[Layout coordinate records]

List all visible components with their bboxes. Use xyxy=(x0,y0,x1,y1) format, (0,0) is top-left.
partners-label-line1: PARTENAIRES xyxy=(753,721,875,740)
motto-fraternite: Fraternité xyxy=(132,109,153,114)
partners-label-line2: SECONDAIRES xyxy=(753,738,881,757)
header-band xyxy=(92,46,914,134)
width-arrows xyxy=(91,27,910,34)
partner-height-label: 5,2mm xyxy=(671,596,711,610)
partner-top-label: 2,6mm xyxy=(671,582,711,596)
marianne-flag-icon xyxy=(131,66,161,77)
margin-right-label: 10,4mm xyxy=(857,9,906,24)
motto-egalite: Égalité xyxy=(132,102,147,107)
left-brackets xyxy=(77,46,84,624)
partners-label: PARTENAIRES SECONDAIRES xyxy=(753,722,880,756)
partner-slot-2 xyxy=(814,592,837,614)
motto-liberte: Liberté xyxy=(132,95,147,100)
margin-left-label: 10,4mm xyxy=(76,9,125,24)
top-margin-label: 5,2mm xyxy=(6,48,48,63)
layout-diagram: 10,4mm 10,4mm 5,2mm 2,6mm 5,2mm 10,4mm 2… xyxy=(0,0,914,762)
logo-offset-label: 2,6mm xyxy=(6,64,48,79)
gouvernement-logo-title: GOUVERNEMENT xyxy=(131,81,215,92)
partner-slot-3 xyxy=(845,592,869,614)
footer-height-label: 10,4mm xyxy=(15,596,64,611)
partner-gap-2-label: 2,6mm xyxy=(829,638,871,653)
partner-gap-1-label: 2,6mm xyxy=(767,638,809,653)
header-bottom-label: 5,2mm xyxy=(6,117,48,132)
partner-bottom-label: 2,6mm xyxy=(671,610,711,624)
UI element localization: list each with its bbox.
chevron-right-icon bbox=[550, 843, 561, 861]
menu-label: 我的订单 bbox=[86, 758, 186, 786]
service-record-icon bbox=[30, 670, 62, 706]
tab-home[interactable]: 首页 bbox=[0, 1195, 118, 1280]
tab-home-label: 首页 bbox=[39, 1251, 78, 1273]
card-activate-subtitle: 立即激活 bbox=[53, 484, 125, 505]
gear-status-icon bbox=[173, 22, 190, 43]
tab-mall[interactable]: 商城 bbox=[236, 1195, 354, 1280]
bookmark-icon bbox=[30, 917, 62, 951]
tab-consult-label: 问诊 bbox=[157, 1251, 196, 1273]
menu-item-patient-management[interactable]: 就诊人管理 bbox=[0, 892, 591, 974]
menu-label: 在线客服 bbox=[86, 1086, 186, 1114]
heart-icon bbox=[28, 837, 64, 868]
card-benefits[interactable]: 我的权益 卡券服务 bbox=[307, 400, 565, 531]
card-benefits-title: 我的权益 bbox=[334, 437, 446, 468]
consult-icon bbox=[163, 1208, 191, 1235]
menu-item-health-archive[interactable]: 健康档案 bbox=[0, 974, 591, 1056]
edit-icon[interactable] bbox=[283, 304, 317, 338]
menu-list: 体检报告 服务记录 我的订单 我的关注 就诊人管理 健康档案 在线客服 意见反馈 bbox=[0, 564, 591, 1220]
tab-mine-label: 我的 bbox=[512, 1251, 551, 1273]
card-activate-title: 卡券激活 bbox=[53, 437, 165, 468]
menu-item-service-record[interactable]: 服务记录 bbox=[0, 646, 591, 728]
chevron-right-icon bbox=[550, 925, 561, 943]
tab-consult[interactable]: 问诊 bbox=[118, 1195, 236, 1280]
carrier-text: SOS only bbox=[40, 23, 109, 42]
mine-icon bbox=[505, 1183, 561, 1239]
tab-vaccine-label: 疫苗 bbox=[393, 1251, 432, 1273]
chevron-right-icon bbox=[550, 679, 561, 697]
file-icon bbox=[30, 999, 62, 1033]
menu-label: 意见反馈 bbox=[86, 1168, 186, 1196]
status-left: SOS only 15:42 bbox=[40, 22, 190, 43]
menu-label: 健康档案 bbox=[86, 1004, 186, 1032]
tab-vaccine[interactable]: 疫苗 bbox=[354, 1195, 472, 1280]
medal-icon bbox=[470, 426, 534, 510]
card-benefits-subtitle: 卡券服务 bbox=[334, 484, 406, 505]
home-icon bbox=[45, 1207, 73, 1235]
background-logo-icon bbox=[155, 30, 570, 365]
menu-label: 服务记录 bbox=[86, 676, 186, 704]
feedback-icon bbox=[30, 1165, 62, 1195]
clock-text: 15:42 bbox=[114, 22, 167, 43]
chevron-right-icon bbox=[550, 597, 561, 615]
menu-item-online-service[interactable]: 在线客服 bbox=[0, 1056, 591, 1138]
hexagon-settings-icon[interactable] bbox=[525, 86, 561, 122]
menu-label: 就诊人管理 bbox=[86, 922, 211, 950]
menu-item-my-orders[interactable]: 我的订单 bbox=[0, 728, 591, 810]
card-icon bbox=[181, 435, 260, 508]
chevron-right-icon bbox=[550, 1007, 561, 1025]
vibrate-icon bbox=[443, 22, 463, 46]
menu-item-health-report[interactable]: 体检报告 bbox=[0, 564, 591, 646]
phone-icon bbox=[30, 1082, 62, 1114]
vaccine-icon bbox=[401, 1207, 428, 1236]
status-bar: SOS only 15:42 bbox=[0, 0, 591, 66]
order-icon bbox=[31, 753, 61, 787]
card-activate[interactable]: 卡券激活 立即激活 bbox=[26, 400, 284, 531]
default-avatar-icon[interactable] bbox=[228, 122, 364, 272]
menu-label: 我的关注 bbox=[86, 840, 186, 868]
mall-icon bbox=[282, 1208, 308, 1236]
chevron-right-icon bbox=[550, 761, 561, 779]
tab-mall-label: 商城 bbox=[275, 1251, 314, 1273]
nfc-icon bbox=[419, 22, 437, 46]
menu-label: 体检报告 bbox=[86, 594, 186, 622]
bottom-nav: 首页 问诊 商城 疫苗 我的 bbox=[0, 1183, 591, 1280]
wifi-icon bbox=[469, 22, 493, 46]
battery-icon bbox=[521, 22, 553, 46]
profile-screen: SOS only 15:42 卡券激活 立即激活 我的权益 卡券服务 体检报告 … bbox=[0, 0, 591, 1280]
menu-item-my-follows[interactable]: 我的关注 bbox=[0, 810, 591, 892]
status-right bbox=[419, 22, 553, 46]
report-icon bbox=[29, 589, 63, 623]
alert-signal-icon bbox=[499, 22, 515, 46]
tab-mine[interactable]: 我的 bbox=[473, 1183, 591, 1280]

* Challenge: Copy all of the records above line for line, without changing a single character.

* Answer below:
List all visible components with their bboxes. Use xyxy=(x0,y0,x1,y1) format, (0,0) is top-left.
partners-label-line1: PARTENAIRES xyxy=(753,721,875,740)
motto-fraternite: Fraternité xyxy=(132,109,153,114)
partners-label-line2: SECONDAIRES xyxy=(753,738,881,757)
header-band xyxy=(92,46,914,134)
width-arrows xyxy=(91,27,910,34)
partner-height-label: 5,2mm xyxy=(671,596,711,610)
partner-top-label: 2,6mm xyxy=(671,582,711,596)
marianne-flag-icon xyxy=(131,66,161,77)
margin-right-label: 10,4mm xyxy=(857,9,906,24)
motto-egalite: Égalité xyxy=(132,102,147,107)
left-brackets xyxy=(77,46,84,624)
partners-label: PARTENAIRES SECONDAIRES xyxy=(753,722,880,756)
partner-slot-2 xyxy=(814,592,837,614)
motto-liberte: Liberté xyxy=(132,95,147,100)
margin-left-label: 10,4mm xyxy=(76,9,125,24)
top-margin-label: 5,2mm xyxy=(6,48,48,63)
layout-diagram: 10,4mm 10,4mm 5,2mm 2,6mm 5,2mm 10,4mm 2… xyxy=(0,0,914,762)
logo-offset-label: 2,6mm xyxy=(6,64,48,79)
gouvernement-logo-title: GOUVERNEMENT xyxy=(131,81,215,92)
partner-slot-3 xyxy=(845,592,869,614)
footer-height-label: 10,4mm xyxy=(15,596,64,611)
partner-gap-2-label: 2,6mm xyxy=(829,638,871,653)
partner-gap-1-label: 2,6mm xyxy=(767,638,809,653)
header-bottom-label: 5,2mm xyxy=(6,117,48,132)
partner-bottom-label: 2,6mm xyxy=(671,610,711,624)
UI element localization: list each with its bbox.
chevron-right-icon bbox=[550, 843, 561, 861]
menu-label: 我的订单 bbox=[86, 758, 186, 786]
service-record-icon bbox=[30, 670, 62, 706]
tab-home[interactable]: 首页 bbox=[0, 1195, 118, 1280]
tab-home-label: 首页 bbox=[39, 1251, 78, 1273]
card-activate-subtitle: 立即激活 bbox=[53, 484, 125, 505]
gear-status-icon bbox=[173, 22, 190, 43]
tab-mall[interactable]: 商城 bbox=[236, 1195, 354, 1280]
bookmark-icon bbox=[30, 917, 62, 951]
tab-consult-label: 问诊 bbox=[157, 1251, 196, 1273]
menu-item-patient-management[interactable]: 就诊人管理 bbox=[0, 892, 591, 974]
menu-label: 在线客服 bbox=[86, 1086, 186, 1114]
heart-icon bbox=[28, 837, 64, 868]
card-benefits[interactable]: 我的权益 卡券服务 bbox=[307, 400, 565, 531]
card-benefits-title: 我的权益 bbox=[334, 437, 446, 468]
consult-icon bbox=[163, 1208, 191, 1235]
menu-item-health-archive[interactable]: 健康档案 bbox=[0, 974, 591, 1056]
edit-icon[interactable] bbox=[283, 304, 317, 338]
menu-list: 体检报告 服务记录 我的订单 我的关注 就诊人管理 健康档案 在线客服 意见反馈 bbox=[0, 564, 591, 1220]
tab-mine-label: 我的 bbox=[512, 1251, 551, 1273]
card-activate-title: 卡券激活 bbox=[53, 437, 165, 468]
menu-item-service-record[interactable]: 服务记录 bbox=[0, 646, 591, 728]
chevron-right-icon bbox=[550, 925, 561, 943]
tab-consult[interactable]: 问诊 bbox=[118, 1195, 236, 1280]
carrier-text: SOS only bbox=[40, 23, 109, 42]
mine-icon bbox=[505, 1183, 561, 1239]
tab-vaccine-label: 疫苗 bbox=[393, 1251, 432, 1273]
chevron-right-icon bbox=[550, 679, 561, 697]
file-icon bbox=[30, 999, 62, 1033]
menu-label: 意见反馈 bbox=[86, 1168, 186, 1196]
status-left: SOS only 15:42 bbox=[40, 22, 190, 43]
menu-label: 健康档案 bbox=[86, 1004, 186, 1032]
tab-vaccine[interactable]: 疫苗 bbox=[354, 1195, 472, 1280]
medal-icon bbox=[470, 426, 534, 510]
card-benefits-subtitle: 卡券服务 bbox=[334, 484, 406, 505]
home-icon bbox=[45, 1207, 73, 1235]
background-logo-icon bbox=[155, 30, 570, 365]
menu-label: 服务记录 bbox=[86, 676, 186, 704]
feedback-icon bbox=[30, 1165, 62, 1195]
clock-text: 15:42 bbox=[114, 22, 167, 43]
chevron-right-icon bbox=[550, 597, 561, 615]
menu-item-online-service[interactable]: 在线客服 bbox=[0, 1056, 591, 1138]
hexagon-settings-icon[interactable] bbox=[525, 86, 561, 122]
menu-label: 就诊人管理 bbox=[86, 922, 211, 950]
menu-item-my-orders[interactable]: 我的订单 bbox=[0, 728, 591, 810]
card-icon bbox=[181, 435, 260, 508]
chevron-right-icon bbox=[550, 1007, 561, 1025]
vibrate-icon bbox=[443, 22, 463, 46]
menu-item-health-report[interactable]: 体检报告 bbox=[0, 564, 591, 646]
phone-icon bbox=[30, 1082, 62, 1114]
vaccine-icon bbox=[401, 1207, 428, 1236]
status-bar: SOS only 15:42 bbox=[0, 0, 591, 66]
order-icon bbox=[31, 753, 61, 787]
card-activate[interactable]: 卡券激活 立即激活 bbox=[26, 400, 284, 531]
default-avatar-icon[interactable] bbox=[228, 122, 364, 272]
menu-label: 我的关注 bbox=[86, 840, 186, 868]
mall-icon bbox=[282, 1208, 308, 1236]
chevron-right-icon bbox=[550, 761, 561, 779]
tab-mall-label: 商城 bbox=[275, 1251, 314, 1273]
nfc-icon bbox=[419, 22, 437, 46]
menu-label: 体检报告 bbox=[86, 594, 186, 622]
bottom-nav: 首页 问诊 商城 疫苗 我的 bbox=[0, 1183, 591, 1280]
wifi-icon bbox=[469, 22, 493, 46]
battery-icon bbox=[521, 22, 553, 46]
profile-screen: SOS only 15:42 卡券激活 立即激活 我的权益 卡券服务 体检报告 … bbox=[0, 0, 591, 1280]
menu-item-my-follows[interactable]: 我的关注 bbox=[0, 810, 591, 892]
status-right bbox=[419, 22, 553, 46]
report-icon bbox=[29, 589, 63, 623]
alert-signal-icon bbox=[499, 22, 515, 46]
tab-mine[interactable]: 我的 bbox=[473, 1183, 591, 1280]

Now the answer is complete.